# TO BE DONE
Every line with the word "giúp" in it should be extracted from the data that follows.

# THE DATA
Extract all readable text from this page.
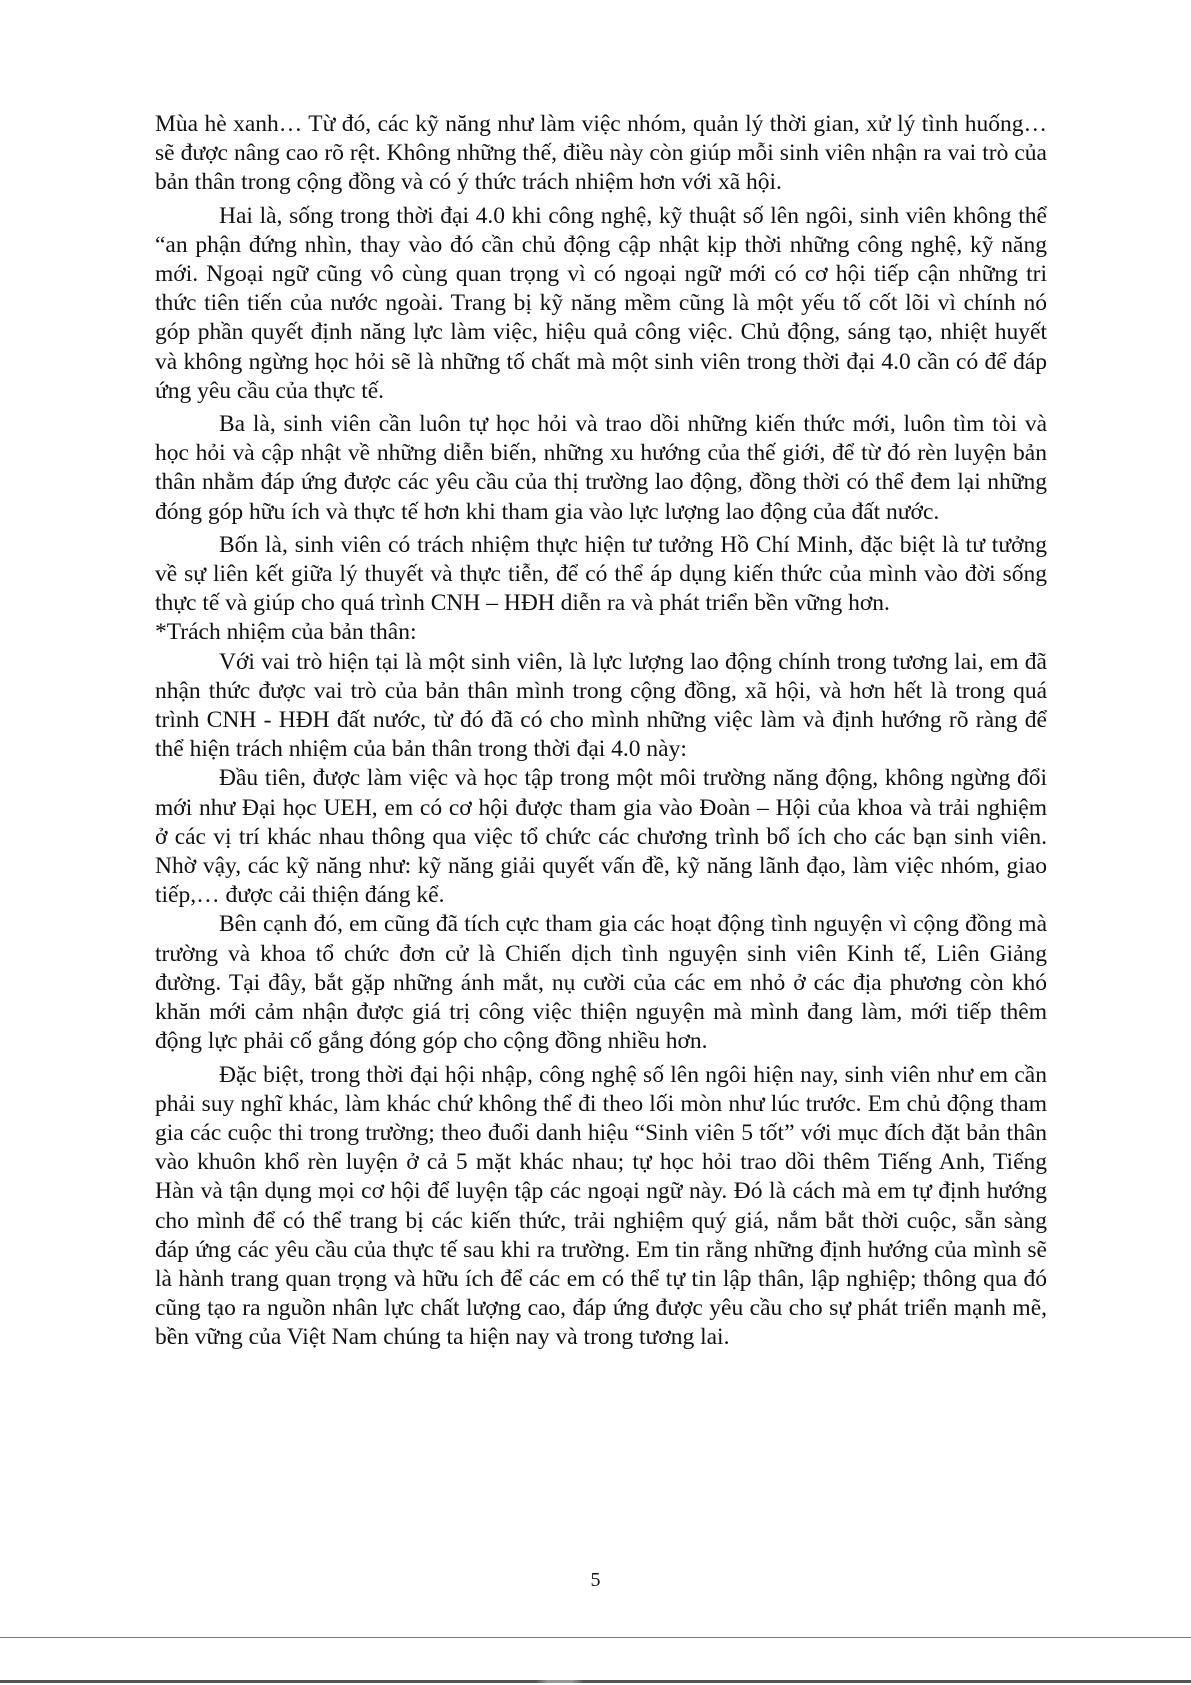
Mùa hè xanh… Từ đó, các kỹ năng như làm việc nhóm, quản lý thời gian, xử lý tình huống… sẽ được nâng cao rõ rệt. Không những thế, điều này còn giúp mỗi sinh viên nhận ra vai trò của bản thân trong cộng đồng và có ý thức trách nhiệm hơn với xã hội.

Hai là, sống trong thời đại 4.0 khi công nghệ, kỹ thuật số lên ngôi, sinh viên không thể “an phận đứng nhìn, thay vào đó cần chủ động cập nhật kịp thời những công nghệ, kỹ năng mới. Ngoại ngữ cũng vô cùng quan trọng vì có ngoại ngữ mới có cơ hội tiếp cận những tri thức tiên tiến của nước ngoài. Trang bị kỹ năng mềm cũng là một yếu tố cốt lõi vì chính nó góp phần quyết định năng lực làm việc, hiệu quả công việc. Chủ động, sáng tạo, nhiệt huyết và không ngừng học hỏi sẽ là những tố chất mà một sinh viên trong thời đại 4.0 cần có để đáp ứng yêu cầu của thực tế.

Ba là, sinh viên cần luôn tự học hỏi và trao dồi những kiến thức mới, luôn tìm tòi và học hỏi và cập nhật về những diễn biến, những xu hướng của thế giới, để từ đó rèn luyện bản thân nhằm đáp ứng được các yêu cầu của thị trường lao động, đồng thời có thể đem lại những đóng góp hữu ích và thực tế hơn khi tham gia vào lực lượng lao động của đất nước.

Bốn là, sinh viên có trách nhiệm thực hiện tư tưởng Hồ Chí Minh, đặc biệt là tư tưởng về sự liên kết giữa lý thuyết và thực tiễn, để có thể áp dụng kiến thức của mình vào đời sống thực tế và giúp cho quá trình CNH – HĐH diễn ra và phát triển bền vững hơn.

*Trách nhiệm của bản thân:

Với vai trò hiện tại là một sinh viên, là lực lượng lao động chính trong tương lai, em đã nhận thức được vai trò của bản thân mình trong cộng đồng, xã hội, và hơn hết là trong quá trình CNH - HĐH đất nước, từ đó đã có cho mình những việc làm và định hướng rõ ràng để thể hiện trách nhiệm của bản thân trong thời đại 4.0 này:

Đầu tiên, được làm việc và học tập trong một môi trường năng động, không ngừng đổi mới như Đại học UEH, em có cơ hội được tham gia vào Đoàn – Hội của khoa và trải nghiệm ở các vị trí khác nhau thông qua việc tổ chức các chương trình bổ ích cho các bạn sinh viên. Nhờ vậy, các kỹ năng như: kỹ năng giải quyết vấn đề, kỹ năng lãnh đạo, làm việc nhóm, giao tiếp,… được cải thiện đáng kể.

Bên cạnh đó, em cũng đã tích cực tham gia các hoạt động tình nguyện vì cộng đồng mà trường và khoa tổ chức đơn cử là Chiến dịch tình nguyện sinh viên Kinh tế, Liên Giảng đường. Tại đây, bắt gặp những ánh mắt, nụ cười của các em nhỏ ở các địa phương còn khó khăn mới cảm nhận được giá trị công việc thiện nguyện mà mình đang làm, mới tiếp thêm động lực phải cố gắng đóng góp cho cộng đồng nhiều hơn.

Đặc biệt, trong thời đại hội nhập, công nghệ số lên ngôi hiện nay, sinh viên như em cần phải suy nghĩ khác, làm khác chứ không thể đi theo lối mòn như lúc trước. Em chủ động tham gia các cuộc thi trong trường; theo đuổi danh hiệu “Sinh viên 5 tốt” với mục đích đặt bản thân vào khuôn khổ rèn luyện ở cả 5 mặt khác nhau; tự học hỏi trao dồi thêm Tiếng Anh, Tiếng Hàn và tận dụng mọi cơ hội để luyện tập các ngoại ngữ này. Đó là cách mà em tự định hướng cho mình để có thể trang bị các kiến thức, trải nghiệm quý giá, nắm bắt thời cuộc, sẵn sàng đáp ứng các yêu cầu của thực tế sau khi ra trường. Em tin rằng những định hướng của mình sẽ là hành trang quan trọng và hữu ích để các em có thể tự tin lập thân, lập nghiệp; thông qua đó cũng tạo ra nguồn nhân lực chất lượng cao, đáp ứng được yêu cầu cho sự phát triển mạnh mẽ, bền vững của Việt Nam chúng ta hiện nay và trong tương lai.

5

# OUTPUT FOR THIS TASK
Mùa hè xanh… Từ đó, các kỹ năng như làm việc nhóm, quản lý thời gian, xử lý tình huống… sẽ được nâng cao rõ rệt. Không những thế, điều này còn giúp mỗi sinh viên nhận ra vai trò của bản thân trong cộng đồng và có ý thức trách nhiệm hơn với xã hội.
Bốn là, sinh viên có trách nhiệm thực hiện tư tưởng Hồ Chí Minh, đặc biệt là tư tưởng về sự liên kết giữa lý thuyết và thực tiễn, để có thể áp dụng kiến thức của mình vào đời sống thực tế và giúp cho quá trình CNH – HĐH diễn ra và phát triển bền vững hơn.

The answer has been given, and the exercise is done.